**Challenge:** From the records below, give the number of lines that contain the string "قيمته", without any other text.

**Provided records:**
───

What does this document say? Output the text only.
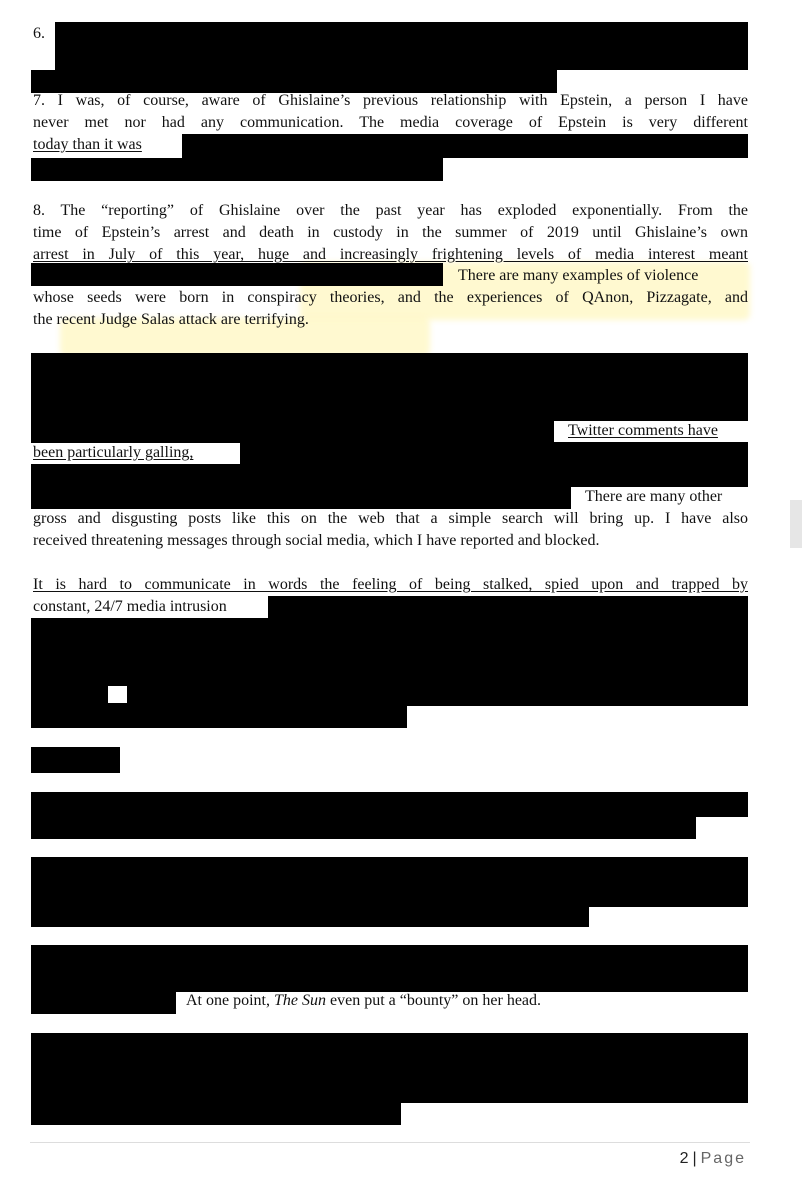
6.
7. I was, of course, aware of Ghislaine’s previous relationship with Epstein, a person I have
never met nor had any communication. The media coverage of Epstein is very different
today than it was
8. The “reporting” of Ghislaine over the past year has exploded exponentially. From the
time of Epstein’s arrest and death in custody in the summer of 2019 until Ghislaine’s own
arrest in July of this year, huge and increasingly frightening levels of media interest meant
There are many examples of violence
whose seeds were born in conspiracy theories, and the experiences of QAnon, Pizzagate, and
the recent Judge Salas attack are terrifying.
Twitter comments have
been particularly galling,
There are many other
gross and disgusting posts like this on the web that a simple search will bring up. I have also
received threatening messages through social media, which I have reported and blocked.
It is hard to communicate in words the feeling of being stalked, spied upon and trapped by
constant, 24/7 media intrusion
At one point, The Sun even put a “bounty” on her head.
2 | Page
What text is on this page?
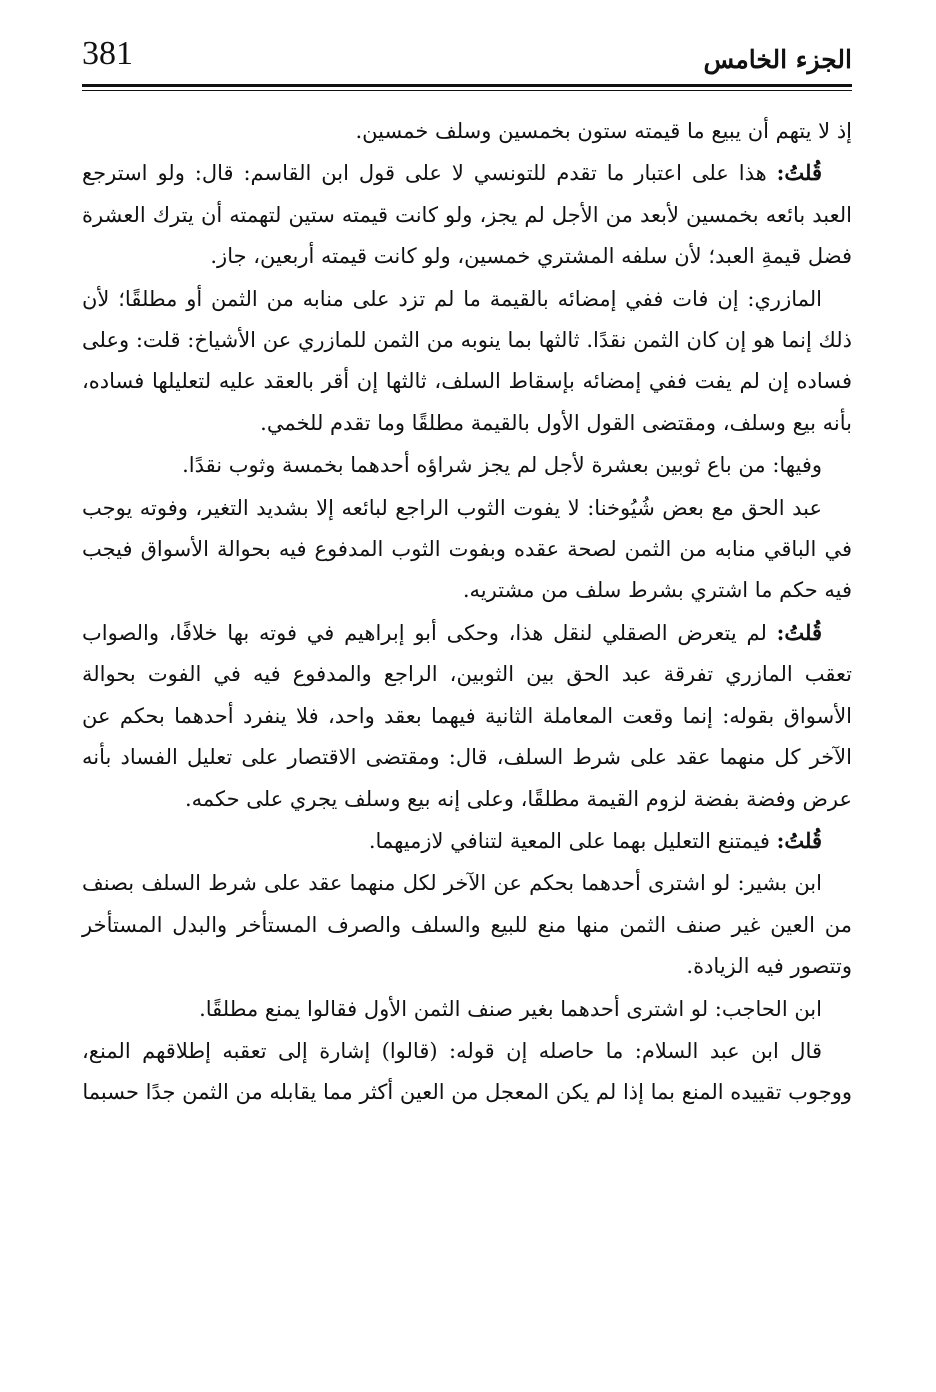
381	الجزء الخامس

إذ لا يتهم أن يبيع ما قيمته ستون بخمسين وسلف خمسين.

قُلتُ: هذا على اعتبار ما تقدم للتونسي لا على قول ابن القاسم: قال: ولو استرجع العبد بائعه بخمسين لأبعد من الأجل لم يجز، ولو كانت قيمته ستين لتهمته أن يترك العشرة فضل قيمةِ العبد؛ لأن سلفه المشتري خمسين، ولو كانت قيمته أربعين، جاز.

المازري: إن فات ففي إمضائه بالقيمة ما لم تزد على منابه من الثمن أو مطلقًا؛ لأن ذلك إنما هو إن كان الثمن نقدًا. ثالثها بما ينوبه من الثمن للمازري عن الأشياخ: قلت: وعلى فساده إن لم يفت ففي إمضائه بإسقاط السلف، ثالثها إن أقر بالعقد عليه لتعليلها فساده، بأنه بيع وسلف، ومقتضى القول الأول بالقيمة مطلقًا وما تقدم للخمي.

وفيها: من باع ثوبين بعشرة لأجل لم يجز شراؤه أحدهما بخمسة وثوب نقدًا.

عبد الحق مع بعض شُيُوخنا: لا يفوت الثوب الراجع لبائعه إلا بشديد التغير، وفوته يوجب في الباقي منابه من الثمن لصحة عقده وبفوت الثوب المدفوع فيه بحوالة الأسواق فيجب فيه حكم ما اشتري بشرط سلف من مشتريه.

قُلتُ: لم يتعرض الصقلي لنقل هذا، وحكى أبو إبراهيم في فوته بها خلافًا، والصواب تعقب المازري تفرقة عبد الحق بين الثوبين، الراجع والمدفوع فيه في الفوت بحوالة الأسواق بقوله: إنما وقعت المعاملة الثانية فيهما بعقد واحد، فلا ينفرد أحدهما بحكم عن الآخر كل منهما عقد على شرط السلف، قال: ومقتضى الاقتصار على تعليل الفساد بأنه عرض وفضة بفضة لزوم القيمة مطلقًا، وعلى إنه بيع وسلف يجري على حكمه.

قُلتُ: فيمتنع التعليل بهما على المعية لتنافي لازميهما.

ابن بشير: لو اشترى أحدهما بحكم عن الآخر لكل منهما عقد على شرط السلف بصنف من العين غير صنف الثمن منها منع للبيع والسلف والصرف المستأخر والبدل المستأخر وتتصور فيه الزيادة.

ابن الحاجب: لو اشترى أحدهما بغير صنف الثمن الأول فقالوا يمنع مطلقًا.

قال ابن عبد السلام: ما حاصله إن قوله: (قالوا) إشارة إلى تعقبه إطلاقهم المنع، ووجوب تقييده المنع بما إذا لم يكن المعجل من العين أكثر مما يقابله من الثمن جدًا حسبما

───

**Task output:** 2